:: To be done ::
Answer these questions from the passage on solar prominences below.
1. To roughly what latitude north and south of the equator does the district of greatest prominence-frequency extend?
2. Which regions does the passage name as regions of minimum occurrence?
3. To what does the passage compare the minute flames that make up the chromosphere?

:: Quoted text ::
[start]
The general distribution of prominences, including both genera, follows
that of faculae much more closely than that of spots. From Father
Secchi's and Professor Respighi's observations, 1869-71, were derived
the first clear ideas on the subject, which have been supplemented and
modified by the later researches of Professors Tacchini and Ricco at
Rome and Palermo. The results are somewhat complicated, but may be
stated broadly as follows. The district of greatest prominence-frequency
covers and overlaps by several degrees that of the greatest
spot-frequency. That is to say, it extends to about 40 deg. north and
south of the equator.[617] There is a visible tendency to a second pair
of maxima nearer the poles. The poles themselves, as well as the equator,
are regions of minimum occurrence. Distribution in time is governed by
the spot-cycle, but the maximum lasts longer for prominences than for
spots.
The structure of the chromosphere was investigated in 1869 and
subsequent years by Professor Respighi, director of the Capitoline
Observatory, as well as by Spoerer, and Bredikhine of the Moscow
Observatory. They found this supposed solar envelope to be of the same
eruptive nature as the vast protrusions from it, and to be made up of a
congeries of minute flames[618] set close together like blades of grass.
[end]
:: Entries ::
[start]
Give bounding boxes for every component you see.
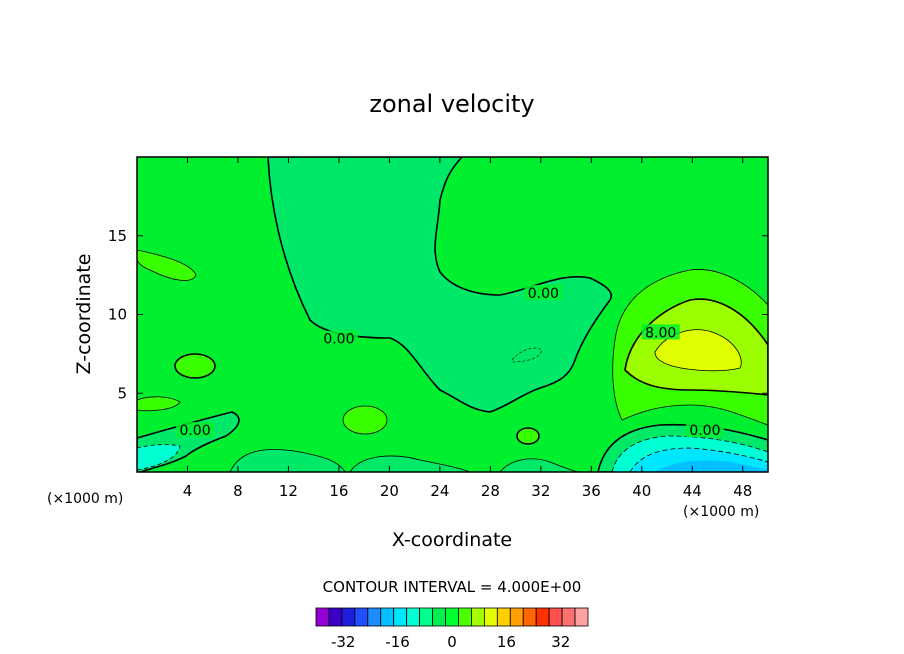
field-surface-east-4 bbox=[655, 460, 768, 472]
colorbar-tick-label: 16 bbox=[497, 633, 516, 651]
contour-label-bg bbox=[319, 330, 358, 346]
x-axis-title: X-coordinate bbox=[392, 529, 512, 551]
y-tick-label: 5 bbox=[117, 384, 127, 402]
x-tick-label: 4 bbox=[183, 482, 193, 500]
x-tick-label: 16 bbox=[329, 482, 348, 500]
colorbar-tick-label: -16 bbox=[385, 633, 410, 651]
contour-label-bg bbox=[641, 324, 680, 340]
contour-label: 0.00 bbox=[528, 286, 559, 302]
x-tick-label: 44 bbox=[683, 482, 702, 500]
colorbar-tick-labels: -32 -16 0 16 32 bbox=[331, 633, 570, 651]
colorbar-tick-label: -32 bbox=[331, 633, 356, 651]
colorbar-swatch bbox=[354, 607, 369, 627]
contour-interval-text: CONTOUR INTERVAL = 4.000E+00 bbox=[323, 578, 582, 596]
colorbar-swatch bbox=[445, 607, 459, 627]
colorbar-swatch bbox=[483, 607, 498, 627]
x-tick-label: 32 bbox=[531, 482, 550, 500]
colorbar-tick-label: 32 bbox=[551, 633, 570, 651]
x-axis-ticks: 4 8 12 16 20 24 28 32 36 40 44 48 bbox=[183, 157, 752, 500]
field-west-band bbox=[137, 249, 197, 281]
colorbar-swatch bbox=[380, 607, 395, 627]
y-axis-title: Z-coordinate bbox=[73, 254, 95, 375]
colorbar-tick-label: 0 bbox=[447, 633, 457, 651]
field-surface-west bbox=[137, 396, 181, 412]
field-surface-mid3 bbox=[499, 458, 579, 472]
chart-title: zonal velocity bbox=[369, 90, 534, 118]
field-surface-west-neg2 bbox=[137, 444, 181, 471]
field-pocket-w bbox=[174, 353, 216, 379]
colorbar-swatch bbox=[341, 607, 356, 627]
contour-labels: 0.00 0.00 0.00 8.00 0.00 bbox=[176, 285, 724, 439]
colorbar-swatch bbox=[393, 607, 408, 627]
colorbar-swatch bbox=[406, 607, 421, 627]
x-tick-label: 36 bbox=[582, 482, 601, 500]
field-east-jet-core bbox=[654, 329, 742, 372]
x-tick-label: 24 bbox=[430, 482, 449, 500]
colorbar-swatch bbox=[419, 607, 433, 627]
colorbar-swatch bbox=[432, 607, 446, 627]
contour-label: 8.00 bbox=[645, 325, 676, 341]
field-pocket-mid bbox=[511, 347, 543, 363]
field-pocket-c bbox=[342, 405, 388, 435]
colorbar-swatch bbox=[471, 607, 485, 627]
colorbar-swatch bbox=[509, 607, 524, 627]
colorbar-swatch bbox=[561, 607, 576, 627]
contour-field bbox=[137, 157, 768, 472]
x-unit-label: (×1000 m) bbox=[683, 504, 759, 520]
field-pocket-s bbox=[516, 427, 540, 445]
x-tick-label: 8 bbox=[233, 482, 243, 500]
contour-label-bg bbox=[685, 422, 724, 438]
contour-label: 0.00 bbox=[689, 423, 720, 439]
colorbar-swatch bbox=[328, 607, 343, 627]
colorbar-swatch bbox=[548, 607, 563, 627]
contour-label: 0.00 bbox=[323, 332, 354, 348]
x-tick-label: 12 bbox=[279, 482, 298, 500]
contour-label-bg bbox=[524, 285, 563, 301]
colorbar-swatch bbox=[315, 607, 330, 627]
y-tick-label: 10 bbox=[108, 306, 127, 324]
x-tick-label: 40 bbox=[632, 482, 651, 500]
colorbar-swatch bbox=[496, 607, 511, 627]
y-tick-label: 15 bbox=[108, 227, 127, 245]
x-tick-label: 20 bbox=[380, 482, 399, 500]
colorbar-swatch bbox=[367, 607, 382, 627]
contour-label: 0.00 bbox=[179, 423, 210, 439]
colorbar-swatch bbox=[574, 607, 589, 627]
x-tick-label: 48 bbox=[733, 482, 752, 500]
y-unit-label: (×1000 m) bbox=[47, 491, 123, 507]
colorbar bbox=[315, 607, 589, 627]
colorbar-swatch bbox=[522, 607, 537, 627]
colorbar-swatch bbox=[535, 607, 550, 627]
field-surface-mid bbox=[229, 449, 346, 472]
colorbar-swatch bbox=[458, 607, 472, 627]
contour-label-bg bbox=[176, 422, 215, 438]
x-tick-label: 28 bbox=[481, 482, 500, 500]
y-axis-ticks: 5 10 15 bbox=[108, 227, 768, 402]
[end]
:: Output ::
1. About 40 degrees.
2. The poles and the equator.
3. Blades of grass set close together.